--- Begin ---

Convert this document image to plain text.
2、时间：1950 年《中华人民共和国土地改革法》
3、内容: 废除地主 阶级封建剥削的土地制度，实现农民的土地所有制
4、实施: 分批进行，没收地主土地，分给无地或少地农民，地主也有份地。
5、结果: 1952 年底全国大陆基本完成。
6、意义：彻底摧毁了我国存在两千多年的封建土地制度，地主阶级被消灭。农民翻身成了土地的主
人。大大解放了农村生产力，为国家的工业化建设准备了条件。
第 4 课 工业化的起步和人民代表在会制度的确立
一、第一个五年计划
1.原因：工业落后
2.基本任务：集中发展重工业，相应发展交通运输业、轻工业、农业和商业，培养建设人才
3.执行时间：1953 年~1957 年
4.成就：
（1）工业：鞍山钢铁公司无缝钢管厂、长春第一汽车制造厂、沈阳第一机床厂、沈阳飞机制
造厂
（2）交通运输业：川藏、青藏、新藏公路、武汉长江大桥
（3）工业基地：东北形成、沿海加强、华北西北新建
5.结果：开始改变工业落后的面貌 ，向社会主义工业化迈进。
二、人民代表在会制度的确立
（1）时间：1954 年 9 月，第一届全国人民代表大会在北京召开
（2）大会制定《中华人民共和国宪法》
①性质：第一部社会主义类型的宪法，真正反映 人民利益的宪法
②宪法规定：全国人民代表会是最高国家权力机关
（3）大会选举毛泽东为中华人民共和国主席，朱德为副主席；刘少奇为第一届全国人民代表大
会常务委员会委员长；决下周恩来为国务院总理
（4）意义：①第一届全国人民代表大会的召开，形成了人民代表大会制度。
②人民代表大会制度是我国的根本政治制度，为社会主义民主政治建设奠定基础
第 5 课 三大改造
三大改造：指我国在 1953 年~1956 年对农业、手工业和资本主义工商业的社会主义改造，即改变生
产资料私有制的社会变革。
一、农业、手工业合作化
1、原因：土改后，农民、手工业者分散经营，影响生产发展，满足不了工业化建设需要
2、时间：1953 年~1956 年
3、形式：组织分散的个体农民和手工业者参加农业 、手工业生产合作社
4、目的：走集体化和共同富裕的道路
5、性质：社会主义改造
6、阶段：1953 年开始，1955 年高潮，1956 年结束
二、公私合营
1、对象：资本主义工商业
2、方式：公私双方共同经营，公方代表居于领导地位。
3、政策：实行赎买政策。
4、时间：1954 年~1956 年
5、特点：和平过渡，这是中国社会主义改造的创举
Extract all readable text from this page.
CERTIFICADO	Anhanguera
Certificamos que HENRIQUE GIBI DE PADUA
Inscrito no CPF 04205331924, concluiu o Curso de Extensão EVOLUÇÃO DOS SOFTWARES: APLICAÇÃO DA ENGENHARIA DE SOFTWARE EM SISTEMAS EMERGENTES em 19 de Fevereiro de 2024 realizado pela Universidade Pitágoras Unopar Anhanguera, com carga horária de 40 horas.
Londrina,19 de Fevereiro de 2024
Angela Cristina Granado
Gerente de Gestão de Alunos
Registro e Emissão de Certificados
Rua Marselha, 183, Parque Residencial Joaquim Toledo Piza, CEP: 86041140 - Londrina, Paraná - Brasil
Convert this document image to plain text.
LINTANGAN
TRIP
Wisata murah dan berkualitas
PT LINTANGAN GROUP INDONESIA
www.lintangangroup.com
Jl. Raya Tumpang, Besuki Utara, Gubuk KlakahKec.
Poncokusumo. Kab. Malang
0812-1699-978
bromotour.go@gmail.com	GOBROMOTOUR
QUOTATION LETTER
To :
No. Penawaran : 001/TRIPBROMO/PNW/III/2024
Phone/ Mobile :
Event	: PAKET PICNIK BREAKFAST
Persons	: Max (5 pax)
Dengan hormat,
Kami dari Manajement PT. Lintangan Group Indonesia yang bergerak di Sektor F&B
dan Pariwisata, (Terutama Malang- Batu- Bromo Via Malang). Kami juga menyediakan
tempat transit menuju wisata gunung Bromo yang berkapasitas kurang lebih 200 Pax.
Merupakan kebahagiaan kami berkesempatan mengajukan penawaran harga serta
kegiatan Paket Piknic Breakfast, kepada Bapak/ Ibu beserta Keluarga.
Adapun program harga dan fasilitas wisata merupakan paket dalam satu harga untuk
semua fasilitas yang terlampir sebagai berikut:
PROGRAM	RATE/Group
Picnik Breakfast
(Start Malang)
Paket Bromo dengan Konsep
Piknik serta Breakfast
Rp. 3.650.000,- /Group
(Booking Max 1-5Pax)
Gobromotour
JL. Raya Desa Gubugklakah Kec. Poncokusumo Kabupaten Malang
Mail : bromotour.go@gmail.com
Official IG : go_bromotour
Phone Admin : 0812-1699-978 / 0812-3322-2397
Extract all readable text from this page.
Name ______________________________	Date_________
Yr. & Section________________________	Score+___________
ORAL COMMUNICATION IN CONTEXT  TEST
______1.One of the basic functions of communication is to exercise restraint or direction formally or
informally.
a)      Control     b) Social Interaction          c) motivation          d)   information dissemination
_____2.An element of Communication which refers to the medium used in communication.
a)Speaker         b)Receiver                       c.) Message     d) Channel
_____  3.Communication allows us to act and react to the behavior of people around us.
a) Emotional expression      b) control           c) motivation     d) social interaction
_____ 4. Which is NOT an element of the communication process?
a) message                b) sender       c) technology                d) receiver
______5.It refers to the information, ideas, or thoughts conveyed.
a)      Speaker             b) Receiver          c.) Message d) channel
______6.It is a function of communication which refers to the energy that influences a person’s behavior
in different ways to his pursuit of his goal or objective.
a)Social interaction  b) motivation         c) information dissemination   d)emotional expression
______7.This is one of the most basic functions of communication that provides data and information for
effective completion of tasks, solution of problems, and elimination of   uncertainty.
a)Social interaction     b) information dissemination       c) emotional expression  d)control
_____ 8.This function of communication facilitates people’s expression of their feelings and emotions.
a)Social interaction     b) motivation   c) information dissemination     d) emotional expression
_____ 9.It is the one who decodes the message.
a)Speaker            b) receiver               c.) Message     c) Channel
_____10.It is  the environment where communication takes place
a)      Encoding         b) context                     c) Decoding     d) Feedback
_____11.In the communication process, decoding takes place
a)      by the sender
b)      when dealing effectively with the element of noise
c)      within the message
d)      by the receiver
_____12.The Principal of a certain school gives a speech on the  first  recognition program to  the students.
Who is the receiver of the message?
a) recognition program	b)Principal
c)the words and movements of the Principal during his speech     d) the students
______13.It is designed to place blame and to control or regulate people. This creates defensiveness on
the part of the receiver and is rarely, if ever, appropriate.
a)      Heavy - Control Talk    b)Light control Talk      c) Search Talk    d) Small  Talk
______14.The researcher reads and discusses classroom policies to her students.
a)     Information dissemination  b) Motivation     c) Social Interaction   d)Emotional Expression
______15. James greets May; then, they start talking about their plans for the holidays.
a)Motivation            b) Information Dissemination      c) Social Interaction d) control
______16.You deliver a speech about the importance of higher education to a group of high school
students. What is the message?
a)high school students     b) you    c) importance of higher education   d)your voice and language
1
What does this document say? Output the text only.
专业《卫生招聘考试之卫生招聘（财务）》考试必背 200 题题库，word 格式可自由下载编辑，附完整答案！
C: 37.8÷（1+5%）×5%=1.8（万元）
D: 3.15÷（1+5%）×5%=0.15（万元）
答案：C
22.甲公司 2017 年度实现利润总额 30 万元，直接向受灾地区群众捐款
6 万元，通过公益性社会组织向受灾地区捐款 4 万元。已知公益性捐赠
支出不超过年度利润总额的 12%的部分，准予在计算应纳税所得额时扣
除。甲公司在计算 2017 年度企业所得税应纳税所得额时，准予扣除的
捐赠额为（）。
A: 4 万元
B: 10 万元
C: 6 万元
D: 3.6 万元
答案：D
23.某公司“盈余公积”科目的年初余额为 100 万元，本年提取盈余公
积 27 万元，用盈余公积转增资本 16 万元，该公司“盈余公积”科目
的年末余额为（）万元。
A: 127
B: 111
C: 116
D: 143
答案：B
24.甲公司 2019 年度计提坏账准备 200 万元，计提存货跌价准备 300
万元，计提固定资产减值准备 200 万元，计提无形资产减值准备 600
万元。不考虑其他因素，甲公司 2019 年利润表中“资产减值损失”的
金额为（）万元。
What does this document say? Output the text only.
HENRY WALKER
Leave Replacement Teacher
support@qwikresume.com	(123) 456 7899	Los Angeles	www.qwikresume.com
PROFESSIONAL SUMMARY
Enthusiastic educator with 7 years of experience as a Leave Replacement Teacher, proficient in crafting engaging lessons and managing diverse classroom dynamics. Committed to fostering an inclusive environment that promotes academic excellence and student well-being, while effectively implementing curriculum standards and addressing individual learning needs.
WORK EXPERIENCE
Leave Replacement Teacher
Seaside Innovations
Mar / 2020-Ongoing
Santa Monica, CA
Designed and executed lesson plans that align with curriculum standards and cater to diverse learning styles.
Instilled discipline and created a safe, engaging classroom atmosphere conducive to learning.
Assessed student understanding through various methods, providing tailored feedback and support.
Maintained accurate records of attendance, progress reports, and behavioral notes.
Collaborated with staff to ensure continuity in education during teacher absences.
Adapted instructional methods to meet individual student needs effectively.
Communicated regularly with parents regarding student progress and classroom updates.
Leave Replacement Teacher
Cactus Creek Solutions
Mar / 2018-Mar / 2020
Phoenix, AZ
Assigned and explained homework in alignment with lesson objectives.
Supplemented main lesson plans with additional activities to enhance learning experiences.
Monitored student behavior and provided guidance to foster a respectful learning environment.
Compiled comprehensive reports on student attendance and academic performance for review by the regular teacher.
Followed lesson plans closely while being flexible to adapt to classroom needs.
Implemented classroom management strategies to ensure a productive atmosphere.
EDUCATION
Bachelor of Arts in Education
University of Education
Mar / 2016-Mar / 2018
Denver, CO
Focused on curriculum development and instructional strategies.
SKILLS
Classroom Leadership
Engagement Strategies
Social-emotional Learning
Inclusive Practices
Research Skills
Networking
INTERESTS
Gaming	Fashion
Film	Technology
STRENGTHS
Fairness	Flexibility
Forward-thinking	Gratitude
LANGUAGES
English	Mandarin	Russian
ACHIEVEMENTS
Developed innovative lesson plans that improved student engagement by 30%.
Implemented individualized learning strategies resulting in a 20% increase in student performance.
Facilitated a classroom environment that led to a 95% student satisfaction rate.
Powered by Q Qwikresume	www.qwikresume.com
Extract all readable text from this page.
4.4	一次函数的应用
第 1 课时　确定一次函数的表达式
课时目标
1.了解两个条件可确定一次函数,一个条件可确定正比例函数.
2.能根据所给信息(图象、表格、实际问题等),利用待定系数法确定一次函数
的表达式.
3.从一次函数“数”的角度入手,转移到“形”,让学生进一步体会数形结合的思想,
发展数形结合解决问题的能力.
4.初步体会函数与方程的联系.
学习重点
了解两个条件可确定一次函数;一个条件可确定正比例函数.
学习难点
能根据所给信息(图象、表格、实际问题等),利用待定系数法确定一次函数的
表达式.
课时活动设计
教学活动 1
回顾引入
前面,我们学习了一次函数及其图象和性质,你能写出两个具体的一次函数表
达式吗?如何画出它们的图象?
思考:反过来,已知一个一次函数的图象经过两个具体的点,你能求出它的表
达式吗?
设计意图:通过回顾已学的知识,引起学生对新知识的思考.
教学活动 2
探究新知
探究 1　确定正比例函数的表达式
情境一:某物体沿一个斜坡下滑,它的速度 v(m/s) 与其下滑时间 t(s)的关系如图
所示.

--- End ---

#### Given problem
Every line above that contains the word "curriculum" should be reported.

#### Solved problem
Enthusiastic educator with 7 years of experience as a Leave Replacement Teacher, proficient in crafting engaging lessons and managing diverse classroom dynamics. Committed to fostering an inclusive environment that promotes academic excellence and student well-being, while effectively implementing curriculum standards and addressing individual learning needs.
Designed and executed lesson plans that align with curriculum standards and cater to diverse learning styles.
Focused on curriculum development and instructional strategies.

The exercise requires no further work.